■ Problem to solve
Go through the entries below and retype them exactly, omitting each picture.

begin Extracted data

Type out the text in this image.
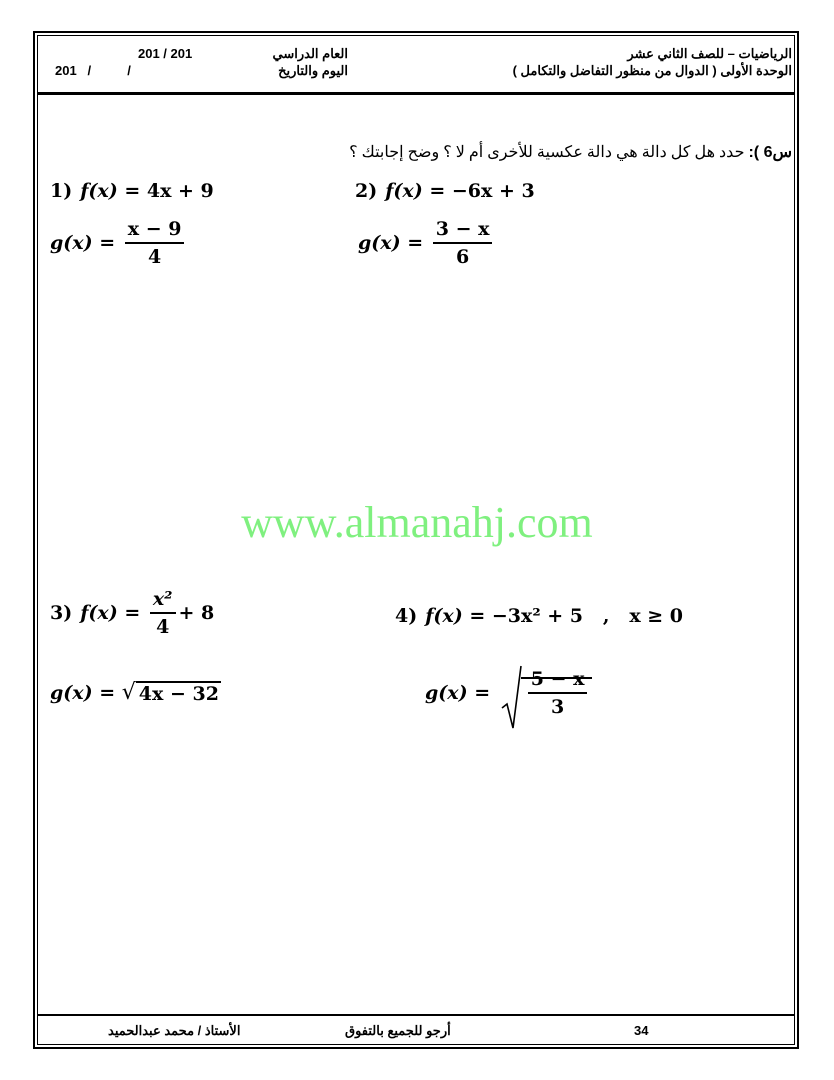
الرياضيات – للصف الثاني عشر
الوحدة الأولى ( الدوال من منظور التفاضل والتكامل )
العام الدراسي
201 / 201
اليوم والتاريخ
201   /          /
س6 ): حدد هل كل دالة هي دالة عكسية للأخرى أم لا ؟ وضح إجابتك ؟
1) f(x) =
4x + 9
g(x) =
$\frac{x - 9}{4}$
2) f(x) =
−6x + 3
g(x) =
$\frac{3 - x}{6}$
www.almanahj.com
3) f(x) =
$\frac{\text{x²}}{4} + 8$
g(x) =
√ 4x − 32
4) f(x) =
−3x² + 5   ,   x ≥ 0
g(x) =
$\frac{5 - x}{3}$
الأستاذ / محمد عبدالحميد	أرجو للجميع بالتفوق	34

end Extracted data

■ Expected answer
Type out the text in this image.
الرياضيات – للصف الثاني عشر
الوحدة الأولى ( الدوال من منظور التفاضل والتكامل )
العام الدراسي
201 / 201
اليوم والتاريخ
201   /          /
س6 ): حدد هل كل دالة هي دالة عكسية للأخرى أم لا ؟ وضح إجابتك ؟
1) f(x) =
4x + 9
g(x) =
$\frac{x - 9}{4}$
2) f(x) =
−6x + 3
g(x) =
$\frac{3 - x}{6}$
www.almanahj.com
3) f(x) =
$\frac{\text{x²}}{4} + 8$
g(x) =
√ 4x − 32
4) f(x) =
−3x² + 5   ,   x ≥ 0
g(x) =
$\frac{5 - x}{3}$
الأستاذ / محمد عبدالحميد	أرجو للجميع بالتفوق	34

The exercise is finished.